[Records from a collection]

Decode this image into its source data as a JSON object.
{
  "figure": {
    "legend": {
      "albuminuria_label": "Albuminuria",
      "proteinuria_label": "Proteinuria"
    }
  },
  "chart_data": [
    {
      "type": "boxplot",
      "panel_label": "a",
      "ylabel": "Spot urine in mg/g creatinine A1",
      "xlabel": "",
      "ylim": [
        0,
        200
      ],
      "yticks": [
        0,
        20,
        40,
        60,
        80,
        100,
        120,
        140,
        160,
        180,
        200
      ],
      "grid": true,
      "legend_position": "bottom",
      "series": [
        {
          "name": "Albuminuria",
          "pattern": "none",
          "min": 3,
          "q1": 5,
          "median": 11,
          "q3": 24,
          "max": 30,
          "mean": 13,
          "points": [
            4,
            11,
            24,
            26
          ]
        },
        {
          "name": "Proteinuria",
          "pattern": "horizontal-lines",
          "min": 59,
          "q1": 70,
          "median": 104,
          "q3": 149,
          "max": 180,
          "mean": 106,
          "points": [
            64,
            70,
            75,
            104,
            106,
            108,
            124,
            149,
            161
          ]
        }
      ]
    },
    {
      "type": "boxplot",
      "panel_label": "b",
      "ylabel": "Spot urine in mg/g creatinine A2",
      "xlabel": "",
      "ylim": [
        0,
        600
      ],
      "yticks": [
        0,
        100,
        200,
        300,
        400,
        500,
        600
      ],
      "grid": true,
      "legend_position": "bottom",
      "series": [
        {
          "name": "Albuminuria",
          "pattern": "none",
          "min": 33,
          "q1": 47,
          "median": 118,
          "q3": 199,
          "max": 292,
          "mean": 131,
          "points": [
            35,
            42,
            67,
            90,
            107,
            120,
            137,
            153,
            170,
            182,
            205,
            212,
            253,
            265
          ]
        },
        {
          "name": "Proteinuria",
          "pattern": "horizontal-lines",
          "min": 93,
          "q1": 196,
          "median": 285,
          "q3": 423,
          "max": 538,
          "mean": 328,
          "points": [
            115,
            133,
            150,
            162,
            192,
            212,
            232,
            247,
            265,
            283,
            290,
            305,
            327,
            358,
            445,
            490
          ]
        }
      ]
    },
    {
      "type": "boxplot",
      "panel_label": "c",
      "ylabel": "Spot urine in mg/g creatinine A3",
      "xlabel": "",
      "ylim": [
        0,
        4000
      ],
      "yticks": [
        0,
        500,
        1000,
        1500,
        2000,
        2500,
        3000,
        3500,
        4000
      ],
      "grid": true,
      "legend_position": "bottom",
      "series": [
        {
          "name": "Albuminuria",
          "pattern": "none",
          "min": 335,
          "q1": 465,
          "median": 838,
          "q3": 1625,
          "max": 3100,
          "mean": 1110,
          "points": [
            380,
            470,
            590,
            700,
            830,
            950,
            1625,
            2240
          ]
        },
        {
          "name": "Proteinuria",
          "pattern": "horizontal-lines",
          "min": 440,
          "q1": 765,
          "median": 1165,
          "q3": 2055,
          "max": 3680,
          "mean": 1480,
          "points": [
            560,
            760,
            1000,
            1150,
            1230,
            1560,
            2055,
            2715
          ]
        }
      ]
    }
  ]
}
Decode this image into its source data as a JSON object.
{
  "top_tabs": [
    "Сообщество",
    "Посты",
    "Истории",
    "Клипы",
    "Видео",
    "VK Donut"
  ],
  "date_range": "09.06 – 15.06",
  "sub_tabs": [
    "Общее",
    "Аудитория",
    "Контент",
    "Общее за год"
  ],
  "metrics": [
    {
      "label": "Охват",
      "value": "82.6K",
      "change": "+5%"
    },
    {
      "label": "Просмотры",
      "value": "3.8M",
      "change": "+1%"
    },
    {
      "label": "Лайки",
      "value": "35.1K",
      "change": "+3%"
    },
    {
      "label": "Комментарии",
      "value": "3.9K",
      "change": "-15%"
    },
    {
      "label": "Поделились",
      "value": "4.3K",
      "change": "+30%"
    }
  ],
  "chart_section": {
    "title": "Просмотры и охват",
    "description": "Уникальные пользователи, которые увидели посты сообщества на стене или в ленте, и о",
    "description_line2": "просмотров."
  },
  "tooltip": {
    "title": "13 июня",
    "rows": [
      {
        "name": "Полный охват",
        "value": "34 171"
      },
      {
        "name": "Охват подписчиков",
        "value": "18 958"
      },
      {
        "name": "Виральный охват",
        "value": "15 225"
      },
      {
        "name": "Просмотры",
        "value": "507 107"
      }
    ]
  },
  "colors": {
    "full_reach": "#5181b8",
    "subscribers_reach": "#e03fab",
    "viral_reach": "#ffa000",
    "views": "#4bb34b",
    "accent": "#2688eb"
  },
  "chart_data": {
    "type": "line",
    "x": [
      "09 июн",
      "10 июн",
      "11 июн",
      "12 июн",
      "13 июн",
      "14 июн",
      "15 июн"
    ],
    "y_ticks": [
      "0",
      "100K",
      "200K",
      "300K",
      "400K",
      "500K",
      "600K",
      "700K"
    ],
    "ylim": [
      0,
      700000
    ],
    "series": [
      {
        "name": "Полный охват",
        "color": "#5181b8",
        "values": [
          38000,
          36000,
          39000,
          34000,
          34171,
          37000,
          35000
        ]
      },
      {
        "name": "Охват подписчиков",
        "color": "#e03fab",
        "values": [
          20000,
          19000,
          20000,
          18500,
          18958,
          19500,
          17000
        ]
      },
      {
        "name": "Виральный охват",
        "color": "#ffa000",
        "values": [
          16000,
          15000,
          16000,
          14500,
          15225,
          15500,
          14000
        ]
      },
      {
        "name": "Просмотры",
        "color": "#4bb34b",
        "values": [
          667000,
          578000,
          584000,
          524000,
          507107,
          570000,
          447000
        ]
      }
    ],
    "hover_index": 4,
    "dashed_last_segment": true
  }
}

Assignment: Counting every line of the records above that has the word "mean", state the total and give nothing besides it.

Solution: 6